Governor Gretchen Whitmer joined state officials and anti-distracted driving leaders on Wednesday to sign three bills, one of them sponsored by a local lawmaker, aimed at reducing distracted driving and saving lives by ensuring that drivers have their full attention on the road with the use of hands-free technology.  

“I’m proud to sign today’s legislation to reduce distracted driving in Michigan. Too many Michiganders have lost loved ones to distracted driving, and everyone should be safe on their way to school, home, or work,” said Governor Whitmer. “We developed our last Strategic Highway Safety Plan in 2019 and already we have seen a reduction in the number of fatalities caused by distracted driving. These bills are another step toward reducing that number even further. Our goal is to see zero traffic deaths by 2050 and I know that by working together we can get it done.” 

House Bill 4250 updates Michigan’s distracted driving laws, which currently includes texting and driving, to also include watching or recording videos and engaging in social media, among other usages. The new law would allow drivers to take advantage of new voice-operated or hands-free technology if they need to use cell phone functions. The bill also allows a court to order drivers to complete a basic driver improvement course if they are found responsible for three or more civil infractions within a three-year period and updates fines for infractions.  

“Dangerous incidents tied to distracted driving have continued to increase and it is clear that our state’s motor vehicle laws are in desperate need of modernization,” said House Bill 4250 sponsor state Representative Matt Koleszar (D-Plymouth). “This legislation is designed to make our roads safer for every driver and passenger in Michigan and provide law enforcement with the tools they need to crack down on this dangerous behavior.” 

House Bill 4251 provides accountability for drivers who put themselves and others in danger by making related changes regarding commercial vehicles, driving record points, and driver improvement courses. 

“Too many of us have seen first-hand the harmful consequences and damage caused because people were not fully paying attention to the road while behind the wheel,” said House Bill 4251 sponsor state Representative Tyrone Carter (D-Detroit). “Current Michigan law doesn’t go far enough to protect drivers on the road, and this legislation is changing that.“

House Bill 4252 requires the Michigan State Police (MSP) to submit a progress report on the effectiveness of the new law 3.5 years after it takes effect. After introducing a hands-free law in April, Ohio has seen a nine percent drop in distracted driving in just one month, preventing over 500 crashes.  

“This legislation is about changing the culture for our young drivers and saving lives,” said House Bill 4252 sponsor state Representative Mike Mueller (R-Linden). With progressing technology, the new law will reenforce good driving practices, which will ultimately lead to safer roads for all drivers. Other states that have enacted these policies have seen proven drops in vehicle collision fatalities.” 

Douglas Stockwell, the Business Manager for Operating Engineers 324, which operates a training center in Howell Township, said the bills were key to help ensure the safety of the union’s members.

“The 15,000 members of Operating Engineers 324 are the central to the skilled workforce that carry out the critical work of fixing and repairing roads and bridges of our state,” he said. “This work often takes place just inches from moving traffic, and too often we have seen the tragedies that occur when motorists choose to look at their phones rather than the road in front of them. We need to do everything in our power to make sure road work can be done safely, and this bill to eliminate distracted driving does just that – makes work zones safer and helps ensure that those working and driving on Michigan roads return home safe at the end of the day.”

> _WHAT YOU WILL DO_:
1. In the article on Michigan's distracted driving bills, when must the Michigan State Police submit a progress report on the new law's effectiveness?
2. Reproduce the data listing word for word, covering the stretch from its first line through the line that contains "187, 105, 204]", both included.

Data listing
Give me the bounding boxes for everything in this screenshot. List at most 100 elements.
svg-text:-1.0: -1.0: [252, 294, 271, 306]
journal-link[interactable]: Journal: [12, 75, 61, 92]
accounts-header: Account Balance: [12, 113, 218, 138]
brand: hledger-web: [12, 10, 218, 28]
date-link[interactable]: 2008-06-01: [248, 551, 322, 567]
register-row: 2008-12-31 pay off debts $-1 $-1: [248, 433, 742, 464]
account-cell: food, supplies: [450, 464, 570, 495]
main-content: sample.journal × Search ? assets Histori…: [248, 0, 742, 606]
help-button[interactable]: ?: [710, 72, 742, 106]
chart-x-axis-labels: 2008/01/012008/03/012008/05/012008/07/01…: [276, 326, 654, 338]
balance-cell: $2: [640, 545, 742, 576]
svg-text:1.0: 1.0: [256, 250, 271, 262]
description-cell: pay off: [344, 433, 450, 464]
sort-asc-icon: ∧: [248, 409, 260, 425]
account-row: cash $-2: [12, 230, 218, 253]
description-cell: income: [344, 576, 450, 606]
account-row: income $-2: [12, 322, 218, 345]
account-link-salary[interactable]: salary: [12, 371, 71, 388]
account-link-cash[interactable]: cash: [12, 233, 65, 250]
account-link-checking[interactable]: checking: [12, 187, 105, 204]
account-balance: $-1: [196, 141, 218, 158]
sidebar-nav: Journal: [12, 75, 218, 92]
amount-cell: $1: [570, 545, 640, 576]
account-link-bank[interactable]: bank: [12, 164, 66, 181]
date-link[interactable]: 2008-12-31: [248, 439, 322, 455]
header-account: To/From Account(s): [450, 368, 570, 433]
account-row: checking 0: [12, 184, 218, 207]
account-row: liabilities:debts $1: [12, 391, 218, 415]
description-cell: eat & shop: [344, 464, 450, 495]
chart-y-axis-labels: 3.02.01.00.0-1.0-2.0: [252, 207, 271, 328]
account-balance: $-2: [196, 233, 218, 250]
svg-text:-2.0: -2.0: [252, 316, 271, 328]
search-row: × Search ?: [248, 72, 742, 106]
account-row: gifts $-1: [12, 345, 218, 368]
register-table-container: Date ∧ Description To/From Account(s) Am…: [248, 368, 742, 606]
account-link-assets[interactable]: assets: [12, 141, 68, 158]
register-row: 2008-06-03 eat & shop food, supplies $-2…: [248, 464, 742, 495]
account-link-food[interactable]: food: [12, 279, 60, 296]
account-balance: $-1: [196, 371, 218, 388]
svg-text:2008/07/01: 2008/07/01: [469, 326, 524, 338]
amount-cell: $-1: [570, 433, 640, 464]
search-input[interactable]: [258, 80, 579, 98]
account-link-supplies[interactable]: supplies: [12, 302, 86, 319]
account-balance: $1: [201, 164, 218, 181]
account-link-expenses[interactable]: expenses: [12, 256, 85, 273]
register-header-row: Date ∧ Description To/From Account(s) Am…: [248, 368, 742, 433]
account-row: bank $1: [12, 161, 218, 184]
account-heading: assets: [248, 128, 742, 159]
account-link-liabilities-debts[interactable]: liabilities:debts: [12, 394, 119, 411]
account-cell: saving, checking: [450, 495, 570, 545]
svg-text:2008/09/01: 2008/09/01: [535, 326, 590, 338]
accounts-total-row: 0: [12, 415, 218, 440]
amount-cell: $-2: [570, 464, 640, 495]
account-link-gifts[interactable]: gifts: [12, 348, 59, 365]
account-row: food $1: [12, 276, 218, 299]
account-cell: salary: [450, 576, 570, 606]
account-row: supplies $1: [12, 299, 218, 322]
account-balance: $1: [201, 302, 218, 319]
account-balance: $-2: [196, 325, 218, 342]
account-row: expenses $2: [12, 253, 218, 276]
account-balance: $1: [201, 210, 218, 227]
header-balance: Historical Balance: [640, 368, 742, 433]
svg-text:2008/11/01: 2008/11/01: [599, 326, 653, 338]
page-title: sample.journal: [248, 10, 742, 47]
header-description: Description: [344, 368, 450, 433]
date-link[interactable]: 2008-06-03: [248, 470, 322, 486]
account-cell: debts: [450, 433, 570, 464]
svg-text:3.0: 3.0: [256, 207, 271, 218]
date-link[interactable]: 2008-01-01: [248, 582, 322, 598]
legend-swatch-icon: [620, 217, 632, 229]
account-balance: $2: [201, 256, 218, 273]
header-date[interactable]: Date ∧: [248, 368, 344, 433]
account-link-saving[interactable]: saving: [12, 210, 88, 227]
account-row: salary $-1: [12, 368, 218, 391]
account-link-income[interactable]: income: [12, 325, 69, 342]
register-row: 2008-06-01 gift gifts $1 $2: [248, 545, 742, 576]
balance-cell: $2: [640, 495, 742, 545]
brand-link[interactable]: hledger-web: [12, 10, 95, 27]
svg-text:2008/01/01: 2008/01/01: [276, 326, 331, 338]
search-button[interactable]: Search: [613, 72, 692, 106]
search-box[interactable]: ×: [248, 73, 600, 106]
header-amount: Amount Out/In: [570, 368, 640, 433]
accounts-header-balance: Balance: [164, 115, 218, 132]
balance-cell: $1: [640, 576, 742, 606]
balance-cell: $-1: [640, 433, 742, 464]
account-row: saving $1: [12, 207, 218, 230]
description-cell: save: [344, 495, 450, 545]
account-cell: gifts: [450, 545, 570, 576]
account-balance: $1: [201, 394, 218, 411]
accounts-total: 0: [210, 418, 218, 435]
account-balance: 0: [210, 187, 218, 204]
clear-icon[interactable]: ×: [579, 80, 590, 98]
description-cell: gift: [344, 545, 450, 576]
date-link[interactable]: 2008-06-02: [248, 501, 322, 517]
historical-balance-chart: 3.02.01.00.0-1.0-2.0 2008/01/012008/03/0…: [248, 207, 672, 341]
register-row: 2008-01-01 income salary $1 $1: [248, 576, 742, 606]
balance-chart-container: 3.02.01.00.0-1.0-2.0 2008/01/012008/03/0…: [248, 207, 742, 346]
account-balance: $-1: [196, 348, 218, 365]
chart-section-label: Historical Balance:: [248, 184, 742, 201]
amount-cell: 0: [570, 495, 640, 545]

> _ANSWER SET_:
1. 3.5 years after the law takes effect.

2.
Give me the bounding boxes for everything in this screenshot. List at most 100 elements.
svg-text:-1.0: -1.0: [252, 294, 271, 306]
journal-link[interactable]: Journal: [12, 75, 61, 92]
accounts-header: Account Balance: [12, 113, 218, 138]
brand: hledger-web: [12, 10, 218, 28]
date-link[interactable]: 2008-06-01: [248, 551, 322, 567]
register-row: 2008-12-31 pay off debts $-1 $-1: [248, 433, 742, 464]
account-cell: food, supplies: [450, 464, 570, 495]
main-content: sample.journal × Search ? assets Histori…: [248, 0, 742, 606]
help-button[interactable]: ?: [710, 72, 742, 106]
chart-x-axis-labels: 2008/01/012008/03/012008/05/012008/07/01…: [276, 326, 654, 338]
balance-cell: $2: [640, 545, 742, 576]
svg-text:1.0: 1.0: [256, 250, 271, 262]
description-cell: pay off: [344, 433, 450, 464]
sort-asc-icon: ∧: [248, 409, 260, 425]
account-row: cash $-2: [12, 230, 218, 253]
description-cell: income: [344, 576, 450, 606]
account-row: income $-2: [12, 322, 218, 345]
account-link-salary[interactable]: salary: [12, 371, 71, 388]
account-link-cash[interactable]: cash: [12, 233, 65, 250]
account-link-checking[interactable]: checking: [12, 187, 105, 204]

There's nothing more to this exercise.